Output the entries verbatim, including every line.

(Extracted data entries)

▼

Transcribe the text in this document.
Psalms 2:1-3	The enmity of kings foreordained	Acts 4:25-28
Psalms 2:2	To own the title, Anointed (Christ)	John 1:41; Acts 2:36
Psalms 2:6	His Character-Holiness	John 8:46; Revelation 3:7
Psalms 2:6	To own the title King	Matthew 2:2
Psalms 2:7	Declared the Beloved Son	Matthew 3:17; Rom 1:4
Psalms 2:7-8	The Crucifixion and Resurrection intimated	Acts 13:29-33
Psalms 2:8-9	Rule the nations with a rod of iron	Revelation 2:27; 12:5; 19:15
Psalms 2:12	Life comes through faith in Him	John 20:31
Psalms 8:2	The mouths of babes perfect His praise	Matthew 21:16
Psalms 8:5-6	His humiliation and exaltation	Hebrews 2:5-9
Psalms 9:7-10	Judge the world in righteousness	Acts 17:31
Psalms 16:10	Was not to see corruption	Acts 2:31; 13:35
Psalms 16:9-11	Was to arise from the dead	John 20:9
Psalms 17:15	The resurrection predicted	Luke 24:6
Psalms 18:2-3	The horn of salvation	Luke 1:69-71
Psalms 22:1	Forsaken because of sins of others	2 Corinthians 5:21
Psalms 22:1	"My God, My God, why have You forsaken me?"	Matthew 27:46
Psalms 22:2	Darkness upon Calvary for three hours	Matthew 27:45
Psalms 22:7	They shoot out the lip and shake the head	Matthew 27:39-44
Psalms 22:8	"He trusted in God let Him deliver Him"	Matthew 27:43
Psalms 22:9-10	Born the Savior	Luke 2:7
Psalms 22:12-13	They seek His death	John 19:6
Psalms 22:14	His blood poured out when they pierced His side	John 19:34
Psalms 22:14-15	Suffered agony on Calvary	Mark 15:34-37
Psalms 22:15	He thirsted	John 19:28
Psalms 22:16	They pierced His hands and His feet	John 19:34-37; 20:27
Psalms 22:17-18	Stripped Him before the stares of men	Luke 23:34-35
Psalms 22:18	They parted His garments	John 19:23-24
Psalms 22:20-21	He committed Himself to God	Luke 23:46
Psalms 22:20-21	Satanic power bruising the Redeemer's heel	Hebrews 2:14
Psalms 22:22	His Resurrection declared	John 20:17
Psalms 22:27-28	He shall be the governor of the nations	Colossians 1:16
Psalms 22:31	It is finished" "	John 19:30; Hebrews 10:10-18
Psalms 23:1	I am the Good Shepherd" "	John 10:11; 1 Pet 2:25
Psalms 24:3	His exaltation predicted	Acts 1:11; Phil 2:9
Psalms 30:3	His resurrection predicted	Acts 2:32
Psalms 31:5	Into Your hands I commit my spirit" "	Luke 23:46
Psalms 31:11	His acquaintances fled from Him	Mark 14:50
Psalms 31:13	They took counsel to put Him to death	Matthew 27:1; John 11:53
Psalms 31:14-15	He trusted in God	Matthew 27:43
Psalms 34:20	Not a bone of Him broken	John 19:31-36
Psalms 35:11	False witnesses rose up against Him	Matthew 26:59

▲

» **The completed task**:
Transcribe the text in this document.
Psalms 2:1-3	The enmity of kings foreordained	Acts 4:25-28
Psalms 2:2	To own the title, Anointed (Christ)	John 1:41; Acts 2:36
Psalms 2:6	His Character-Holiness	John 8:46; Revelation 3:7
Psalms 2:6	To own the title King	Matthew 2:2
Psalms 2:7	Declared the Beloved Son	Matthew 3:17; Rom 1:4
Psalms 2:7-8	The Crucifixion and Resurrection intimated	Acts 13:29-33
Psalms 2:8-9	Rule the nations with a rod of iron	Revelation 2:27; 12:5; 19:15
Psalms 2:12	Life comes through faith in Him	John 20:31
Psalms 8:2	The mouths of babes perfect His praise	Matthew 21:16
Psalms 8:5-6	His humiliation and exaltation	Hebrews 2:5-9
Psalms 9:7-10	Judge the world in righteousness	Acts 17:31
Psalms 16:10	Was not to see corruption	Acts 2:31; 13:35
Psalms 16:9-11	Was to arise from the dead	John 20:9
Psalms 17:15	The resurrection predicted	Luke 24:6
Psalms 18:2-3	The horn of salvation	Luke 1:69-71
Psalms 22:1	Forsaken because of sins of others	2 Corinthians 5:21
Psalms 22:1	"My God, My God, why have You forsaken me?"	Matthew 27:46
Psalms 22:2	Darkness upon Calvary for three hours	Matthew 27:45
Psalms 22:7	They shoot out the lip and shake the head	Matthew 27:39-44
Psalms 22:8	"He trusted in God let Him deliver Him"	Matthew 27:43
Psalms 22:9-10	Born the Savior	Luke 2:7
Psalms 22:12-13	They seek His death	John 19:6
Psalms 22:14	His blood poured out when they pierced His side	John 19:34
Psalms 22:14-15	Suffered agony on Calvary	Mark 15:34-37
Psalms 22:15	He thirsted	John 19:28
Psalms 22:16	They pierced His hands and His feet	John 19:34-37; 20:27
Psalms 22:17-18	Stripped Him before the stares of men	Luke 23:34-35
Psalms 22:18	They parted His garments	John 19:23-24
Psalms 22:20-21	He committed Himself to God	Luke 23:46
Psalms 22:20-21	Satanic power bruising the Redeemer's heel	Hebrews 2:14
Psalms 22:22	His Resurrection declared	John 20:17
Psalms 22:27-28	He shall be the governor of the nations	Colossians 1:16
Psalms 22:31	It is finished" "	John 19:30; Hebrews 10:10-18
Psalms 23:1	I am the Good Shepherd" "	John 10:11; 1 Pet 2:25
Psalms 24:3	His exaltation predicted	Acts 1:11; Phil 2:9
Psalms 30:3	His resurrection predicted	Acts 2:32
Psalms 31:5	Into Your hands I commit my spirit" "	Luke 23:46
Psalms 31:11	His acquaintances fled from Him	Mark 14:50
Psalms 31:13	They took counsel to put Him to death	Matthew 27:1; John 11:53
Psalms 31:14-15	He trusted in God	Matthew 27:43
Psalms 34:20	Not a bone of Him broken	John 19:31-36
Psalms 35:11	False witnesses rose up against Him	Matthew 26:59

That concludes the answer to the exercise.